__Aim__
The listing below is to be output in its exact form.

__Extracted records__
## Begin
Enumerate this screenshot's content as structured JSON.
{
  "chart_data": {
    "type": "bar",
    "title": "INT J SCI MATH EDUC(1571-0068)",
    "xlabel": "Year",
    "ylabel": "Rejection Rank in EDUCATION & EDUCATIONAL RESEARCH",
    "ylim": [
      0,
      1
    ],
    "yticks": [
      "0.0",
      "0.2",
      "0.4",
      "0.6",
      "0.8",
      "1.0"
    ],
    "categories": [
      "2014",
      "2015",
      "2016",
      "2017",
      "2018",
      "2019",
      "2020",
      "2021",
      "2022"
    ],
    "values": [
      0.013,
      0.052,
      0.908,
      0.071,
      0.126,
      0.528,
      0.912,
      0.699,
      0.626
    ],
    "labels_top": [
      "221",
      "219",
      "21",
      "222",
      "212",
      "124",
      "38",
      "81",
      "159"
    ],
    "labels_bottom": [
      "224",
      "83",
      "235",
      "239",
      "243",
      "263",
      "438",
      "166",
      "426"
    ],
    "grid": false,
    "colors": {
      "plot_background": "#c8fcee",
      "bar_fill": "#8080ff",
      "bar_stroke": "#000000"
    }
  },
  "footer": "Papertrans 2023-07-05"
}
## End
__Correct result__
Enumerate this screenshot's content as structured JSON.
{
  "chart_data": {
    "type": "bar",
    "title": "INT J SCI MATH EDUC(1571-0068)",
    "xlabel": "Year",
    "ylabel": "Rejection Rank in EDUCATION & EDUCATIONAL RESEARCH",
    "ylim": [
      0,
      1
    ],
    "yticks": [
      "0.0",
      "0.2",
      "0.4",
      "0.6",
      "0.8",
      "1.0"
    ],
    "categories": [
      "2014",
      "2015",
      "2016",
      "2017",
      "2018",
      "2019",
      "2020",
      "2021",
      "2022"
    ],
    "values": [
      0.013,
      0.052,
      0.908,
      0.071,
      0.126,
      0.528,
      0.912,
      0.699,
      0.626
    ],
    "labels_top": [
      "221",
      "219",
      "21",
      "222",
      "212",
      "124",
      "38",
      "81",
      "159"
    ],
    "labels_bottom": [
      "224",
      "83",
      "235",
      "239",
      "243",
      "263",
      "438",
      "166",
      "426"
    ],
    "grid": false,
    "colors": {
      "plot_background": "#c8fcee",
      "bar_fill": "#8080ff",
      "bar_stroke": "#000000"
    }
  },
  "footer": "Papertrans 2023-07-05"
}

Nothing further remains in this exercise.